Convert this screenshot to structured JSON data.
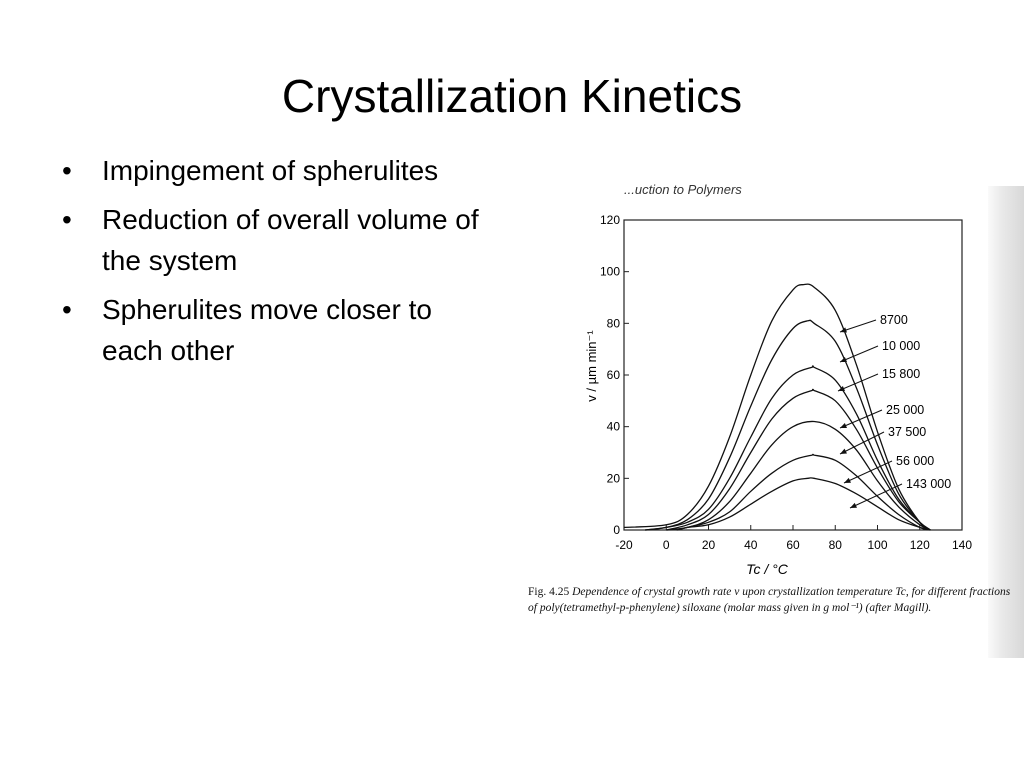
{
  "slide": {
    "title": "Crystallization Kinetics",
    "bullets": [
      "Impingement of spherulites",
      "Reduction of overall volume of the system",
      "Spherulites move closer to each other"
    ],
    "figure_caption": {
      "label": "Fig. 4.25",
      "text": "Dependence of crystal growth rate v upon crystallization temperature Tc, for different fractions of poly(tetramethyl-p-phenylene) siloxane (molar mass given in g mol⁻¹) (after Magill)."
    },
    "scan_header": "...uction to Polymers"
  },
  "chart_data": {
    "type": "line",
    "title": "",
    "xlabel": "Tc / °C",
    "ylabel": "v / µm min⁻¹",
    "xlim": [
      -20,
      140
    ],
    "ylim": [
      0,
      120
    ],
    "x_ticks": [
      -20,
      0,
      20,
      40,
      60,
      80,
      100,
      120,
      140
    ],
    "y_ticks": [
      0,
      20,
      40,
      60,
      80,
      100,
      120
    ],
    "grid": false,
    "legend": "curve labels with arrows on the right",
    "series": [
      {
        "name": "8700",
        "peak": {
          "x": 65,
          "y": 95
        },
        "sigma": 20,
        "values": [
          [
            -20,
            1
          ],
          [
            0,
            2
          ],
          [
            10,
            6
          ],
          [
            20,
            17
          ],
          [
            30,
            36
          ],
          [
            40,
            60
          ],
          [
            50,
            81
          ],
          [
            60,
            93
          ],
          [
            65,
            95
          ],
          [
            70,
            94
          ],
          [
            80,
            85
          ],
          [
            90,
            64
          ],
          [
            100,
            38
          ],
          [
            110,
            16
          ],
          [
            120,
            3
          ],
          [
            125,
            0
          ]
        ]
      },
      {
        "name": "10 000",
        "peak": {
          "x": 67,
          "y": 81
        },
        "sigma": 20,
        "values": [
          [
            -10,
            0
          ],
          [
            0,
            1
          ],
          [
            10,
            4
          ],
          [
            20,
            12
          ],
          [
            30,
            28
          ],
          [
            40,
            48
          ],
          [
            50,
            66
          ],
          [
            60,
            78
          ],
          [
            67,
            81
          ],
          [
            70,
            80
          ],
          [
            80,
            73
          ],
          [
            90,
            55
          ],
          [
            100,
            33
          ],
          [
            110,
            14
          ],
          [
            120,
            3
          ],
          [
            125,
            0
          ]
        ]
      },
      {
        "name": "15 800",
        "peak": {
          "x": 69,
          "y": 63
        },
        "sigma": 20,
        "values": [
          [
            -10,
            0
          ],
          [
            0,
            1
          ],
          [
            10,
            3
          ],
          [
            20,
            8
          ],
          [
            30,
            20
          ],
          [
            40,
            36
          ],
          [
            50,
            51
          ],
          [
            60,
            60
          ],
          [
            69,
            63
          ],
          [
            70,
            63
          ],
          [
            80,
            58
          ],
          [
            90,
            45
          ],
          [
            100,
            27
          ],
          [
            110,
            12
          ],
          [
            120,
            3
          ],
          [
            125,
            0
          ]
        ]
      },
      {
        "name": "25 000",
        "peak": {
          "x": 69,
          "y": 54
        },
        "sigma": 20,
        "values": [
          [
            0,
            0
          ],
          [
            10,
            2
          ],
          [
            20,
            6
          ],
          [
            30,
            16
          ],
          [
            40,
            30
          ],
          [
            50,
            43
          ],
          [
            60,
            51
          ],
          [
            69,
            54
          ],
          [
            70,
            54
          ],
          [
            80,
            50
          ],
          [
            90,
            39
          ],
          [
            100,
            24
          ],
          [
            110,
            11
          ],
          [
            120,
            3
          ],
          [
            125,
            0
          ]
        ]
      },
      {
        "name": "37 500",
        "peak": {
          "x": 70,
          "y": 42
        },
        "sigma": 20,
        "values": [
          [
            0,
            0
          ],
          [
            10,
            1
          ],
          [
            20,
            4
          ],
          [
            30,
            11
          ],
          [
            40,
            22
          ],
          [
            50,
            33
          ],
          [
            60,
            40
          ],
          [
            70,
            42
          ],
          [
            80,
            39
          ],
          [
            90,
            31
          ],
          [
            100,
            19
          ],
          [
            110,
            9
          ],
          [
            120,
            2
          ],
          [
            125,
            0
          ]
        ]
      },
      {
        "name": "56 000",
        "peak": {
          "x": 69,
          "y": 29
        },
        "sigma": 19,
        "values": [
          [
            5,
            0
          ],
          [
            10,
            1
          ],
          [
            20,
            3
          ],
          [
            30,
            7
          ],
          [
            40,
            15
          ],
          [
            50,
            22
          ],
          [
            60,
            27
          ],
          [
            69,
            29
          ],
          [
            70,
            29
          ],
          [
            80,
            27
          ],
          [
            90,
            21
          ],
          [
            100,
            13
          ],
          [
            110,
            6
          ],
          [
            120,
            1
          ],
          [
            125,
            0
          ]
        ]
      },
      {
        "name": "143 000",
        "peak": {
          "x": 67,
          "y": 20
        },
        "sigma": 19,
        "values": [
          [
            5,
            0
          ],
          [
            10,
            1
          ],
          [
            20,
            2
          ],
          [
            30,
            5
          ],
          [
            40,
            10
          ],
          [
            50,
            15
          ],
          [
            60,
            19
          ],
          [
            67,
            20
          ],
          [
            70,
            20
          ],
          [
            80,
            18
          ],
          [
            90,
            14
          ],
          [
            100,
            9
          ],
          [
            110,
            4
          ],
          [
            120,
            1
          ],
          [
            125,
            0
          ]
        ]
      }
    ]
  }
}
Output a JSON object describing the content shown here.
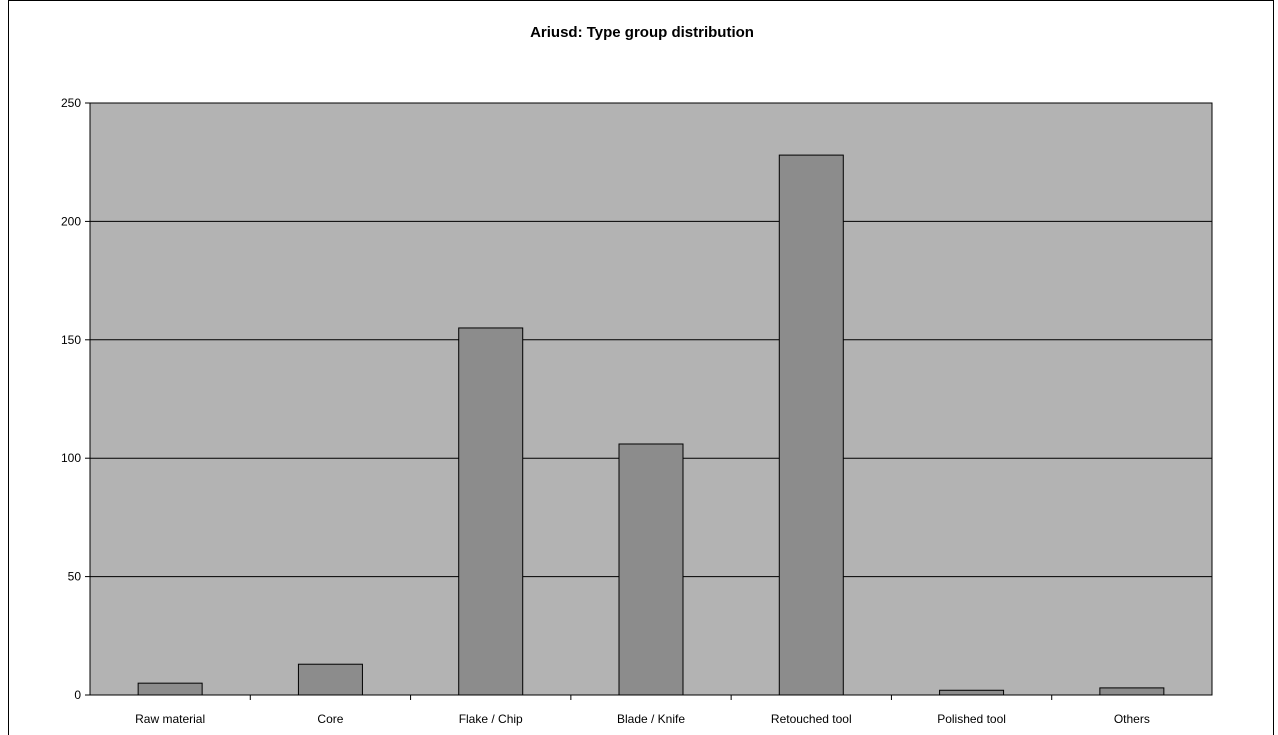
{
  "chart_data": {
    "type": "bar",
    "title": "Ariusd: Type group distribution",
    "xlabel": "",
    "ylabel": "",
    "categories": [
      "Raw material",
      "Core",
      "Flake / Chip",
      "Blade / Knife",
      "Retouched tool",
      "Polished tool",
      "Others"
    ],
    "values": [
      5,
      13,
      155,
      106,
      228,
      2,
      3
    ],
    "ylim": [
      0,
      250
    ],
    "yticks": [
      "0",
      "50",
      "100",
      "150",
      "200",
      "250"
    ],
    "grid": true,
    "legend": "none",
    "colors": {
      "plot_background": "#b3b3b3",
      "bar_fill": "#8c8c8c",
      "bar_stroke": "#000000",
      "gridline": "#000000"
    }
  }
}
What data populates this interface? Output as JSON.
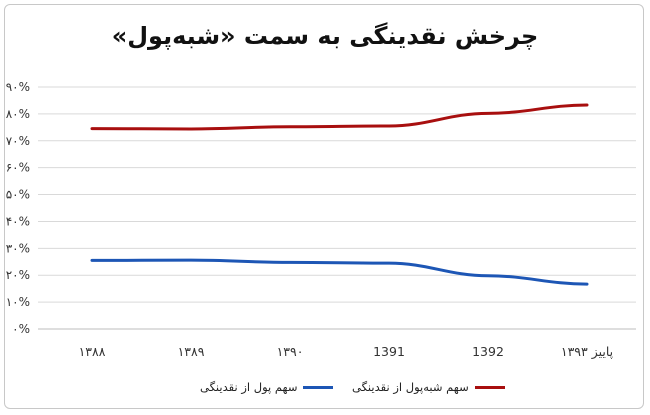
{
  "chart_data": {
    "type": "line",
    "title": "چرخش نقدینگی  به سمت «شبه‌پول»",
    "categories": [
      "۱۳۸۸",
      "۱۳۸۹",
      "۱۳۹۰",
      "1391",
      "1392",
      "پاییز ۱۳۹۳"
    ],
    "y_ticks": [
      "۰%",
      "۱۰%",
      "۲۰%",
      "۳۰%",
      "۴۰%",
      "۵۰%",
      "۶۰%",
      "۷۰%",
      "۸۰%",
      "۹۰%"
    ],
    "ylim": [
      0,
      90
    ],
    "grid": true,
    "legend_position": "bottom",
    "series": [
      {
        "name": "سهم شبه‌پول از نقدینگی",
        "color": "#a80f0f",
        "values": [
          74.5,
          74.4,
          75.2,
          75.5,
          80.2,
          83.3
        ]
      },
      {
        "name": "سهم پول از نقدینگی",
        "color": "#1d56b5",
        "values": [
          25.5,
          25.6,
          24.8,
          24.5,
          19.8,
          16.7
        ]
      }
    ]
  }
}
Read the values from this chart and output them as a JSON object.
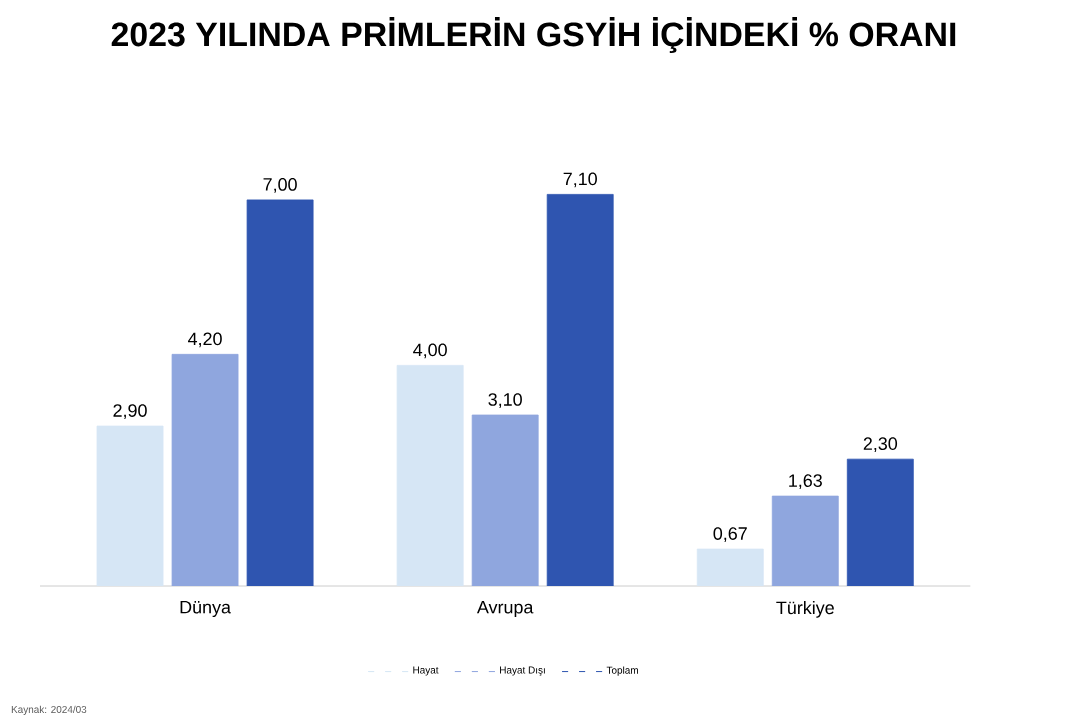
{
  "chart_data": {
    "type": "bar",
    "title": "2023 YILINDA PRİMLERİN GSYİH İÇİNDEKİ % ORANI",
    "categories": [
      "Dünya",
      "Avrupa",
      "Türkiye"
    ],
    "series": [
      {
        "name": "Hayat",
        "color": "#d6e6f5",
        "values": [
          2.9,
          4.0,
          0.67
        ],
        "value_labels": [
          "2,90",
          "4,00",
          "0,67"
        ]
      },
      {
        "name": "Hayat Dışı",
        "color": "#8fa6de",
        "values": [
          4.2,
          3.1,
          1.63
        ],
        "value_labels": [
          "4,20",
          "3,10",
          "1,63"
        ]
      },
      {
        "name": "Toplam",
        "color": "#2f55b0",
        "values": [
          7.0,
          7.1,
          2.3
        ],
        "value_labels": [
          "7,00",
          "7,10",
          "2,30"
        ]
      }
    ],
    "legend": "bottom",
    "annotations": [
      "Kaynak: 2024/03"
    ]
  }
}
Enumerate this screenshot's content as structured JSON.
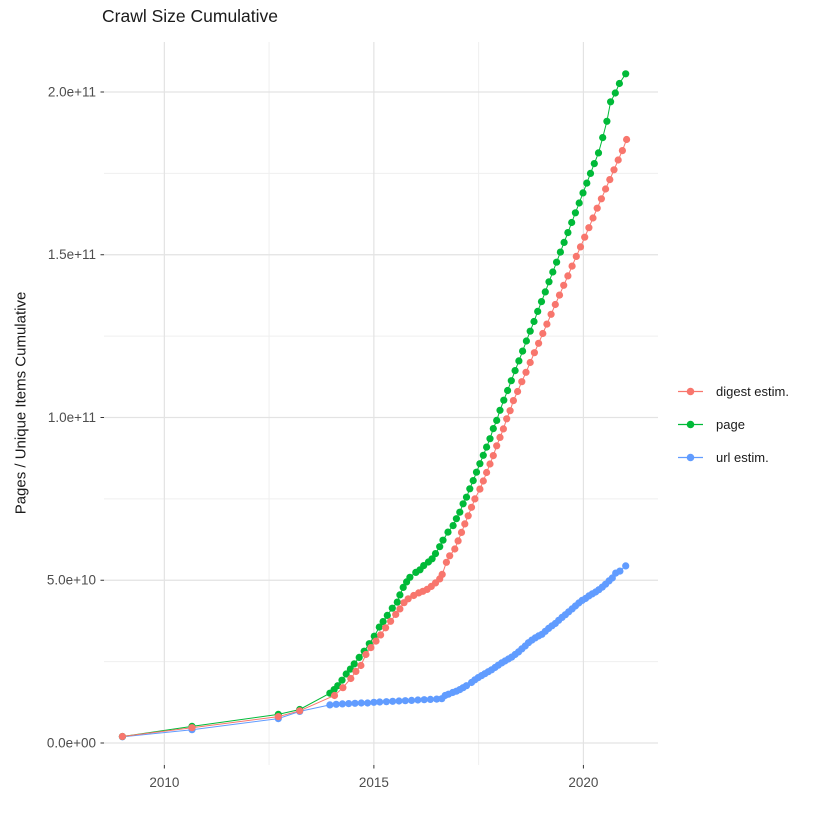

○ ○ ○

• Written request:
Reproduce each line holding the word "screenshot".

• Exercise result:
Convert this screenshot to structured JSON data.
Enumerate this screenshot's content as structured JSON.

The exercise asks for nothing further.